■ **Exercise aim**
Reproduce the records below in their entirety, character for character.

Records that describe figures
####

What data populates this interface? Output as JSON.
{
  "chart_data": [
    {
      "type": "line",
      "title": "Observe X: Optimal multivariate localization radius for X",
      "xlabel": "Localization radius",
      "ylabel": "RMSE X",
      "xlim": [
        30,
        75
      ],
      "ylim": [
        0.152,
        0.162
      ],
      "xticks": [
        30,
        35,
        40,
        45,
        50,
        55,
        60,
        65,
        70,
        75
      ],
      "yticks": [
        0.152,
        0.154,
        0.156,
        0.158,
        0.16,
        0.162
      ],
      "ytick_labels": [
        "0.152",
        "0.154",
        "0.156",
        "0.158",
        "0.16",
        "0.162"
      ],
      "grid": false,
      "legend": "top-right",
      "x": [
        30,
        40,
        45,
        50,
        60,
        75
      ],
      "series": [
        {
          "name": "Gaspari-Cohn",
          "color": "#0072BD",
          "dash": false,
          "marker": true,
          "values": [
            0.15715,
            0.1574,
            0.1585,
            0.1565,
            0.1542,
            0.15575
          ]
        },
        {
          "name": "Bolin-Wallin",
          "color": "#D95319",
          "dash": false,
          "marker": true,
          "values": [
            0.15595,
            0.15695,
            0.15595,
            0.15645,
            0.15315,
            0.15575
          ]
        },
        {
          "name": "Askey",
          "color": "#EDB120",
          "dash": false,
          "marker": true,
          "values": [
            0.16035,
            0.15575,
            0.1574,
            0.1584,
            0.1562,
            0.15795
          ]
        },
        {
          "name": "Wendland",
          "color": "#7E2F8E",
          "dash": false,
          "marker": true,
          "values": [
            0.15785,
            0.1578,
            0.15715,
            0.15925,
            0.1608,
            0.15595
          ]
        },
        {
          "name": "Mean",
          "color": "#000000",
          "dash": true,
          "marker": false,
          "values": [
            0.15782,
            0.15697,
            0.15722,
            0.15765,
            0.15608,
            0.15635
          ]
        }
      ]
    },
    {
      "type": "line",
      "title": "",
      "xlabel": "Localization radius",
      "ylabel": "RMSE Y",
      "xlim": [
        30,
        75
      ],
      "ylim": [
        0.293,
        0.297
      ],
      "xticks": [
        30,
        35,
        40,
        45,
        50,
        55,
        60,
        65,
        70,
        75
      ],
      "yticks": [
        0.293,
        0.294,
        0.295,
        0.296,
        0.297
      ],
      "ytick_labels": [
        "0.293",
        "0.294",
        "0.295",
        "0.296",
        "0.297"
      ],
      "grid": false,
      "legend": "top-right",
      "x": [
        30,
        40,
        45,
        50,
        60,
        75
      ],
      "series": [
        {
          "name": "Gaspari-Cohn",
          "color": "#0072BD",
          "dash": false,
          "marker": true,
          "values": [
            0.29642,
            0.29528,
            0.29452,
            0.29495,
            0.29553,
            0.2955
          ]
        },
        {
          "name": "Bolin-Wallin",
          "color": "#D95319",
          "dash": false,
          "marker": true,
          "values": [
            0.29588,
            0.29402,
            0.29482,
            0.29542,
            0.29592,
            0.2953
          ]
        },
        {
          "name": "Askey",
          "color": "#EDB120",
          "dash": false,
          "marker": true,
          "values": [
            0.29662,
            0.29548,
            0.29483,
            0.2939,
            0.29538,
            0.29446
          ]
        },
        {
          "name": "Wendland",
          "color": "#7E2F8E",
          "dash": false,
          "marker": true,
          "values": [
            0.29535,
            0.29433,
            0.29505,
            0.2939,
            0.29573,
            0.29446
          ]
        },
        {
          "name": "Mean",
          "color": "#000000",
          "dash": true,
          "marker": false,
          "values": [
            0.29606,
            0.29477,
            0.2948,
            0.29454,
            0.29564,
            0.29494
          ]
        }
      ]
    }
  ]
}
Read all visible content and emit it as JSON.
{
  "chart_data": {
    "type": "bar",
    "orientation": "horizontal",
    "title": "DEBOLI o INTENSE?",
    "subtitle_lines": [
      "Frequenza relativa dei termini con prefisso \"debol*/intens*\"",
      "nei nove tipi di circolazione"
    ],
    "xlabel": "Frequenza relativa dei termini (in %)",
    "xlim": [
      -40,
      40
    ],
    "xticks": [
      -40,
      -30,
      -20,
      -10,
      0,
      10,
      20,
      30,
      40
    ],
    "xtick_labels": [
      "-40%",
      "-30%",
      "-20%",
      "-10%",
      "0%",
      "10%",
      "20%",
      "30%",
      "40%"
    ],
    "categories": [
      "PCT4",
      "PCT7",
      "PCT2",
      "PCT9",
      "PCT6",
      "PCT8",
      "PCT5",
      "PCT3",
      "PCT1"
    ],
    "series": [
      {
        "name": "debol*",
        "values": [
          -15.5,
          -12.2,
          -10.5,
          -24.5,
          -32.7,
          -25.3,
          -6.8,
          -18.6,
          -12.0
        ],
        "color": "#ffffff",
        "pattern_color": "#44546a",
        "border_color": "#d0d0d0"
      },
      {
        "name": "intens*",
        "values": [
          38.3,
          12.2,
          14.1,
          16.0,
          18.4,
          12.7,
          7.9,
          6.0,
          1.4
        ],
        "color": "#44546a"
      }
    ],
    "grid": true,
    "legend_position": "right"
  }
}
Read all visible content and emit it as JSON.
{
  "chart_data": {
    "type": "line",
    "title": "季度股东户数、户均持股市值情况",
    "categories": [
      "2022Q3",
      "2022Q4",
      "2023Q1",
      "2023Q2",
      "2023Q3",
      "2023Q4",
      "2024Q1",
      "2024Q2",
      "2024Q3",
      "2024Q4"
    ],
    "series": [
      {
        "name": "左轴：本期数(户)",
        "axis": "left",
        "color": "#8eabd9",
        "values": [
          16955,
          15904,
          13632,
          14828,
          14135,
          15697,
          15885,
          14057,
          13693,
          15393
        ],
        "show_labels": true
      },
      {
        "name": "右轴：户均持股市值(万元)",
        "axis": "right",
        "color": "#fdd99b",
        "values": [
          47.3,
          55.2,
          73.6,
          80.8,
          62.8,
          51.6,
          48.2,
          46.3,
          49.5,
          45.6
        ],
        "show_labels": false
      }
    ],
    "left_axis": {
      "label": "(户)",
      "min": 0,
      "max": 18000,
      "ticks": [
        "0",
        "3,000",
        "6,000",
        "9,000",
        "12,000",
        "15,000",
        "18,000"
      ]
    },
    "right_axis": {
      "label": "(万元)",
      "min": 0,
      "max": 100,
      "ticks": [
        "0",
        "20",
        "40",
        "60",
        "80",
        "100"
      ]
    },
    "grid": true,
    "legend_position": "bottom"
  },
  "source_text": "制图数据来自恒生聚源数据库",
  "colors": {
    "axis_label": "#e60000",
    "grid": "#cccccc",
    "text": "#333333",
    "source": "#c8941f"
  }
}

####

■ **Result of the task**
What data populates this interface? Output as JSON.
{
  "chart_data": [
    {
      "type": "line",
      "title": "Observe X: Optimal multivariate localization radius for X",
      "xlabel": "Localization radius",
      "ylabel": "RMSE X",
      "xlim": [
        30,
        75
      ],
      "ylim": [
        0.152,
        0.162
      ],
      "xticks": [
        30,
        35,
        40,
        45,
        50,
        55,
        60,
        65,
        70,
        75
      ],
      "yticks": [
        0.152,
        0.154,
        0.156,
        0.158,
        0.16,
        0.162
      ],
      "ytick_labels": [
        "0.152",
        "0.154",
        "0.156",
        "0.158",
        "0.16",
        "0.162"
      ],
      "grid": false,
      "legend": "top-right",
      "x": [
        30,
        40,
        45,
        50,
        60,
        75
      ],
      "series": [
        {
          "name": "Gaspari-Cohn",
          "color": "#0072BD",
          "dash": false,
          "marker": true,
          "values": [
            0.15715,
            0.1574,
            0.1585,
            0.1565,
            0.1542,
            0.15575
          ]
        },
        {
          "name": "Bolin-Wallin",
          "color": "#D95319",
          "dash": false,
          "marker": true,
          "values": [
            0.15595,
            0.15695,
            0.15595,
            0.15645,
            0.15315,
            0.15575
          ]
        },
        {
          "name": "Askey",
          "color": "#EDB120",
          "dash": false,
          "marker": true,
          "values": [
            0.16035,
            0.15575,
            0.1574,
            0.1584,
            0.1562,
            0.15795
          ]
        },
        {
          "name": "Wendland",
          "color": "#7E2F8E",
          "dash": false,
          "marker": true,
          "values": [
            0.15785,
            0.1578,
            0.15715,
            0.15925,
            0.1608,
            0.15595
          ]
        },
        {
          "name": "Mean",
          "color": "#000000",
          "dash": true,
          "marker": false,
          "values": [
            0.15782,
            0.15697,
            0.15722,
            0.15765,
            0.15608,
            0.15635
          ]
        }
      ]
    },
    {
      "type": "line",
      "title": "",
      "xlabel": "Localization radius",
      "ylabel": "RMSE Y",
      "xlim": [
        30,
        75
      ],
      "ylim": [
        0.293,
        0.297
      ],
      "xticks": [
        30,
        35,
        40,
        45,
        50,
        55,
        60,
        65,
        70,
        75
      ],
      "yticks": [
        0.293,
        0.294,
        0.295,
        0.296,
        0.297
      ],
      "ytick_labels": [
        "0.293",
        "0.294",
        "0.295",
        "0.296",
        "0.297"
      ],
      "grid": false,
      "legend": "top-right",
      "x": [
        30,
        40,
        45,
        50,
        60,
        75
      ],
      "series": [
        {
          "name": "Gaspari-Cohn",
          "color": "#0072BD",
          "dash": false,
          "marker": true,
          "values": [
            0.29642,
            0.29528,
            0.29452,
            0.29495,
            0.29553,
            0.2955
          ]
        },
        {
          "name": "Bolin-Wallin",
          "color": "#D95319",
          "dash": false,
          "marker": true,
          "values": [
            0.29588,
            0.29402,
            0.29482,
            0.29542,
            0.29592,
            0.2953
          ]
        },
        {
          "name": "Askey",
          "color": "#EDB120",
          "dash": false,
          "marker": true,
          "values": [
            0.29662,
            0.29548,
            0.29483,
            0.2939,
            0.29538,
            0.29446
          ]
        },
        {
          "name": "Wendland",
          "color": "#7E2F8E",
          "dash": false,
          "marker": true,
          "values": [
            0.29535,
            0.29433,
            0.29505,
            0.2939,
            0.29573,
            0.29446
          ]
        },
        {
          "name": "Mean",
          "color": "#000000",
          "dash": true,
          "marker": false,
          "values": [
            0.29606,
            0.29477,
            0.2948,
            0.29454,
            0.29564,
            0.29494
          ]
        }
      ]
    }
  ]
}
Read all visible content and emit it as JSON.
{
  "chart_data": {
    "type": "bar",
    "orientation": "horizontal",
    "title": "DEBOLI o INTENSE?",
    "subtitle_lines": [
      "Frequenza relativa dei termini con prefisso \"debol*/intens*\"",
      "nei nove tipi di circolazione"
    ],
    "xlabel": "Frequenza relativa dei termini (in %)",
    "xlim": [
      -40,
      40
    ],
    "xticks": [
      -40,
      -30,
      -20,
      -10,
      0,
      10,
      20,
      30,
      40
    ],
    "xtick_labels": [
      "-40%",
      "-30%",
      "-20%",
      "-10%",
      "0%",
      "10%",
      "20%",
      "30%",
      "40%"
    ],
    "categories": [
      "PCT4",
      "PCT7",
      "PCT2",
      "PCT9",
      "PCT6",
      "PCT8",
      "PCT5",
      "PCT3",
      "PCT1"
    ],
    "series": [
      {
        "name": "debol*",
        "values": [
          -15.5,
          -12.2,
          -10.5,
          -24.5,
          -32.7,
          -25.3,
          -6.8,
          -18.6,
          -12.0
        ],
        "color": "#ffffff",
        "pattern_color": "#44546a",
        "border_color": "#d0d0d0"
      },
      {
        "name": "intens*",
        "values": [
          38.3,
          12.2,
          14.1,
          16.0,
          18.4,
          12.7,
          7.9,
          6.0,
          1.4
        ],
        "color": "#44546a"
      }
    ],
    "grid": true,
    "legend_position": "right"
  }
}
Read all visible content and emit it as JSON.
{
  "chart_data": {
    "type": "line",
    "title": "季度股东户数、户均持股市值情况",
    "categories": [
      "2022Q3",
      "2022Q4",
      "2023Q1",
      "2023Q2",
      "2023Q3",
      "2023Q4",
      "2024Q1",
      "2024Q2",
      "2024Q3",
      "2024Q4"
    ],
    "series": [
      {
        "name": "左轴：本期数(户)",
        "axis": "left",
        "color": "#8eabd9",
        "values": [
          16955,
          15904,
          13632,
          14828,
          14135,
          15697,
          15885,
          14057,
          13693,
          15393
        ],
        "show_labels": true
      },
      {
        "name": "右轴：户均持股市值(万元)",
        "axis": "right",
        "color": "#fdd99b",
        "values": [
          47.3,
          55.2,
          73.6,
          80.8,
          62.8,
          51.6,
          48.2,
          46.3,
          49.5,
          45.6
        ],
        "show_labels": false
      }
    ],
    "left_axis": {
      "label": "(户)",
      "min": 0,
      "max": 18000,
      "ticks": [
        "0",
        "3,000",
        "6,000",
        "9,000",
        "12,000",
        "15,000",
        "18,000"
      ]
    },
    "right_axis": {
      "label": "(万元)",
      "min": 0,
      "max": 100,
      "ticks": [
        "0",
        "20",
        "40",
        "60",
        "80",
        "100"
      ]
    },
    "grid": true,
    "legend_position": "bottom"
  },
  "source_text": "制图数据来自恒生聚源数据库",
  "colors": {
    "axis_label": "#e60000",
    "grid": "#cccccc",
    "text": "#333333",
    "source": "#c8941f"
  }
}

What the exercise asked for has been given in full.